Filed Under: Clustering Simplified Tagged With: #SANLess Clusters for SQL Server Environments, #SANLess Clusters for Windows Environments, Awards, Azure, azure availability managed disk, Clustering 101, High Availability

Deploy 2-node File Server Failover Cluster in Azure using ARM

July 19, 2017 by Jason Aw Leave a Comment

Deploy 2-node File Server Failover Cluster In Azure Using ARM

In this post we will detail the specific steps required to deploy a 2-node File Server Failover Cluster in a single region of Azure using Azure Resource Manager. I will assume you are familiar with basic Azure concepts as well as basic Failover Cluster concepts and will focus this article on what is unique about deploying a File Server Failover Cluster in Azure.

With DataKeeper Cluster Edition you are able to take the locally attached storage, whether it is Premium or Standard Disks, and replicate those disks either synchronously, asynchronously or a mix or both, between two or more cluster nodes. In addition, a DataKeeper Volume resource is registered in Windows Server Failover Clustering which takes the place of a Physical Disk resource. Instead of controlling SCSI-3 reservations like a Physical Disk Resource, the DataKeeper Volume controls the mirror direction, ensuring the active node is always the source of the mirror. As far as Failover Clustering is concerned, it looks, feels and smells like a Physical Disk and is used the same way Physical Disk Resource would be used.

- _Required work_:
1. Transcribe the passage of the failover cluster post between "In this post" and "Cluster in Azure.", inclusive.
2. Answer these questions using the failover cluster post:
(a) On what date was it published?
(b) What does it say will be used to deploy the cluster in a single Azure region?
(c) What does the DataKeeper Volume control instead of SCSI-3 reservations?

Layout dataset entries
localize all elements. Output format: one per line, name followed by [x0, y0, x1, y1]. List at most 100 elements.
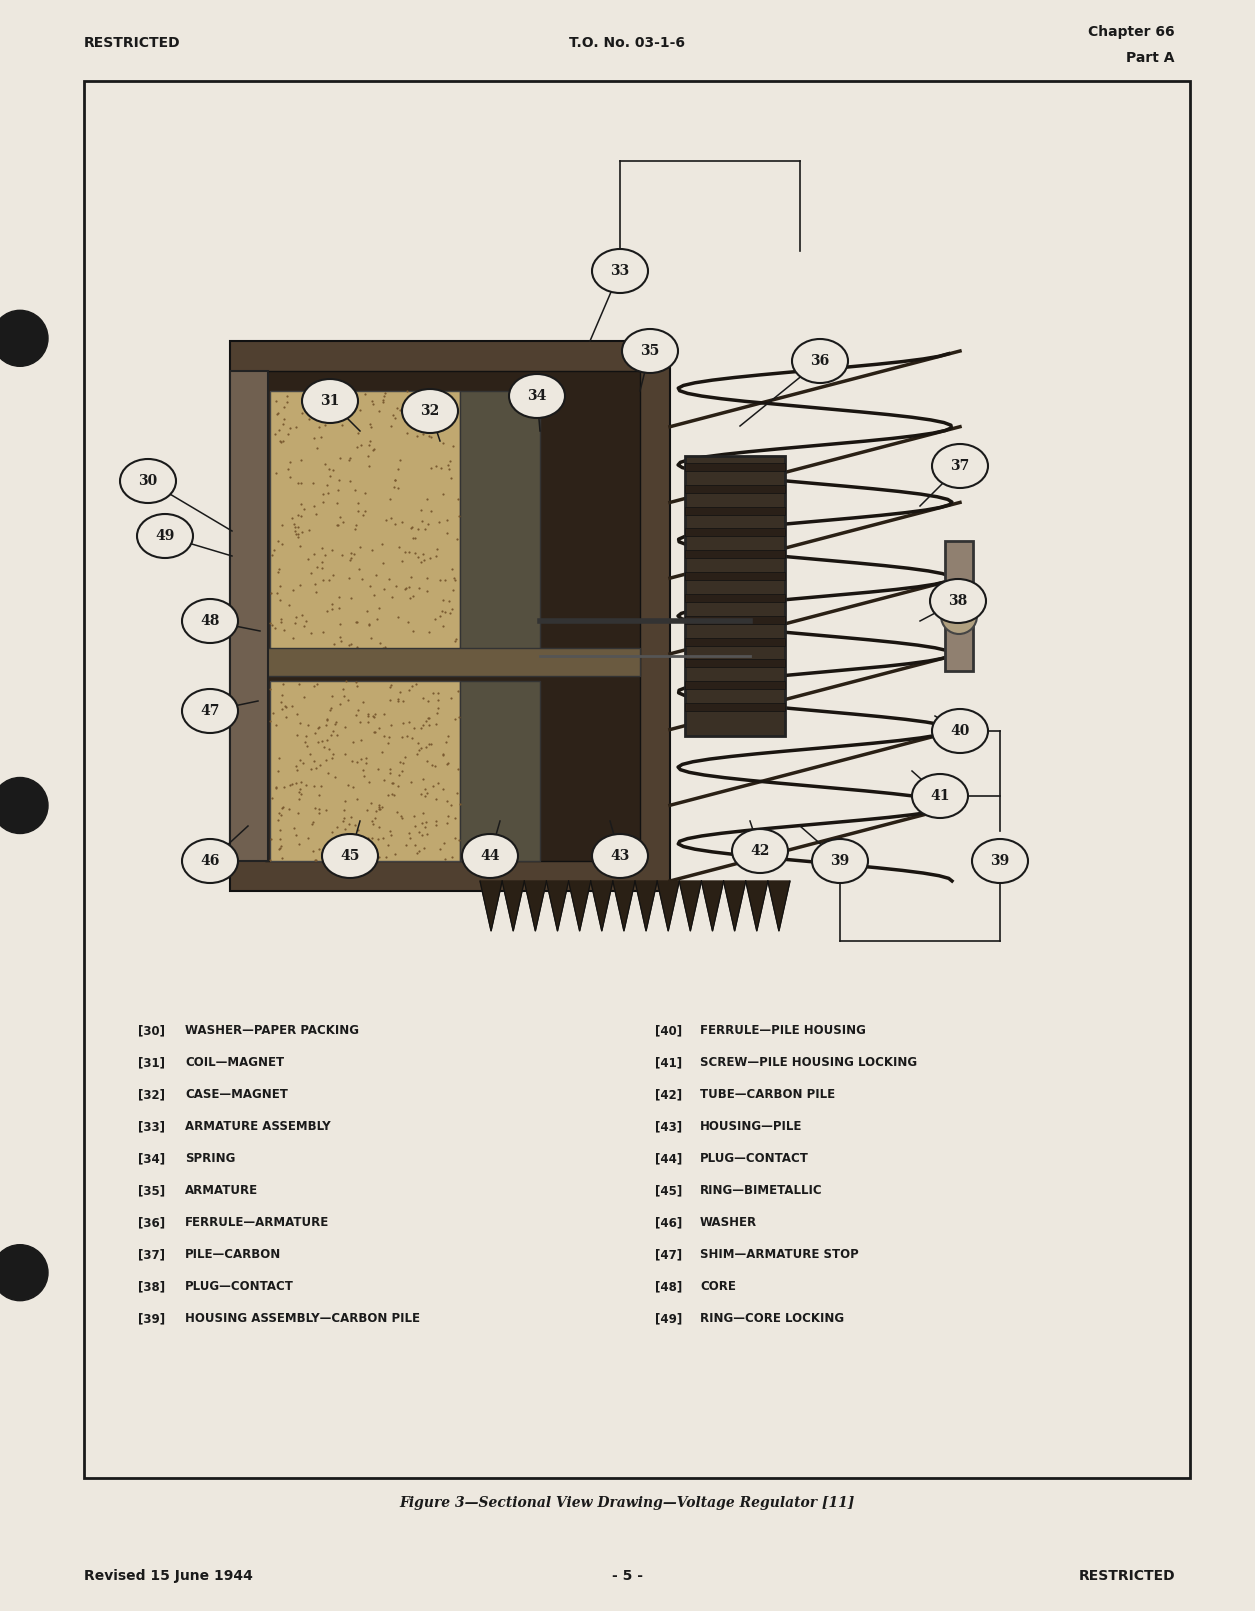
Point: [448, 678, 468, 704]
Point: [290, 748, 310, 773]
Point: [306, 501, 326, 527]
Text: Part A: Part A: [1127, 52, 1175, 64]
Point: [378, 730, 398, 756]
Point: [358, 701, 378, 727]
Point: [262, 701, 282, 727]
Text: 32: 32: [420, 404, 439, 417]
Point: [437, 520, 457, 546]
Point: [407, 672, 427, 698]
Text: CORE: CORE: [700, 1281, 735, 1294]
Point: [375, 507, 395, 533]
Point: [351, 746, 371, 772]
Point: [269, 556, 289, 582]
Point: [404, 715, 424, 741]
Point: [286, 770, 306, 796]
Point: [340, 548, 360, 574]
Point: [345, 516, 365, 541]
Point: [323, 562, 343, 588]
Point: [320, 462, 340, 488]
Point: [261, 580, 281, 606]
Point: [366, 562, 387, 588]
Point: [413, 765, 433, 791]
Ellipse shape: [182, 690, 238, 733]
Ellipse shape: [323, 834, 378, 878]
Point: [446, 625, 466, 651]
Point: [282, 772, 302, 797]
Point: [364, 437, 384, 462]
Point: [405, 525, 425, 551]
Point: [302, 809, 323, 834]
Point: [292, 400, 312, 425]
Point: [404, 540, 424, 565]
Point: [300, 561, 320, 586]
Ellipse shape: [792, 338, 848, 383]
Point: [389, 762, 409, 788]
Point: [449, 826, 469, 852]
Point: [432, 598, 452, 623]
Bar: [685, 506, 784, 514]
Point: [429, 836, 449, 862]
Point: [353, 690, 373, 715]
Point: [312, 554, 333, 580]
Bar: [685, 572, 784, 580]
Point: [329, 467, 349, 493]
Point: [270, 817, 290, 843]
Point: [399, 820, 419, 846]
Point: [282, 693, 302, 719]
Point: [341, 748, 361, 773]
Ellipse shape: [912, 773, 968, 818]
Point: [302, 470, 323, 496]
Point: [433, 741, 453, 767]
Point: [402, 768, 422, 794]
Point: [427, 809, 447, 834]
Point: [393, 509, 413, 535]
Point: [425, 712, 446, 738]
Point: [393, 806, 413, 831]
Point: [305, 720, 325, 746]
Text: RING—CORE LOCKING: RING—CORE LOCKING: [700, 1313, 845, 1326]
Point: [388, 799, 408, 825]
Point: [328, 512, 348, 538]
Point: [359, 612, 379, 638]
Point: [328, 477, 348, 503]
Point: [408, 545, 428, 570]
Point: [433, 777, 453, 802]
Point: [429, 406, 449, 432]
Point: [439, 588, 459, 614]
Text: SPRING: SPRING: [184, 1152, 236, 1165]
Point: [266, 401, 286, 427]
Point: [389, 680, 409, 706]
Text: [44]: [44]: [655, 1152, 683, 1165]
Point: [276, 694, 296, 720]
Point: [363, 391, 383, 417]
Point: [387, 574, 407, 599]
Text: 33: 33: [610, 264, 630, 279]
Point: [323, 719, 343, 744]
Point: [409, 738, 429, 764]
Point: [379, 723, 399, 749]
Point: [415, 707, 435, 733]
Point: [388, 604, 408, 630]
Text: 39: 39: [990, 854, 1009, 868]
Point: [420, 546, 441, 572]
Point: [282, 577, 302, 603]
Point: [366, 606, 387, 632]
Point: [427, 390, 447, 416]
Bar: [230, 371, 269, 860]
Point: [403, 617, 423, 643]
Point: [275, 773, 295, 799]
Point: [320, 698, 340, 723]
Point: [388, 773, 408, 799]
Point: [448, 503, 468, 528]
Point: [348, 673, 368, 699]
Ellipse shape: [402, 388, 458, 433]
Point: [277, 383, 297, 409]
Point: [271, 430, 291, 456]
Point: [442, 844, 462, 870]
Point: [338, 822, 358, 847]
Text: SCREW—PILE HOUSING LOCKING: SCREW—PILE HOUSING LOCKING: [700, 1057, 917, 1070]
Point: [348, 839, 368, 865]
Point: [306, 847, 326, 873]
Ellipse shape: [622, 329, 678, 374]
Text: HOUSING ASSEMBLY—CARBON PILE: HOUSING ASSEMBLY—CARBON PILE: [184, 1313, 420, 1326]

- _Solutions by task_:
1.
In this post we will detail the specific steps required to deploy a 2-node File Server Failover Cluster in a single region of Azure using Azure Resource Manager. I will assume you are familiar with basic Azure concepts as well as basic Failover Cluster concepts and will focus this article on what is unique about deploying a File Server Failover Cluster in Azure.

2.
(a) July 19, 2017
(b) Azure Resource Manager
(c) The mirror direction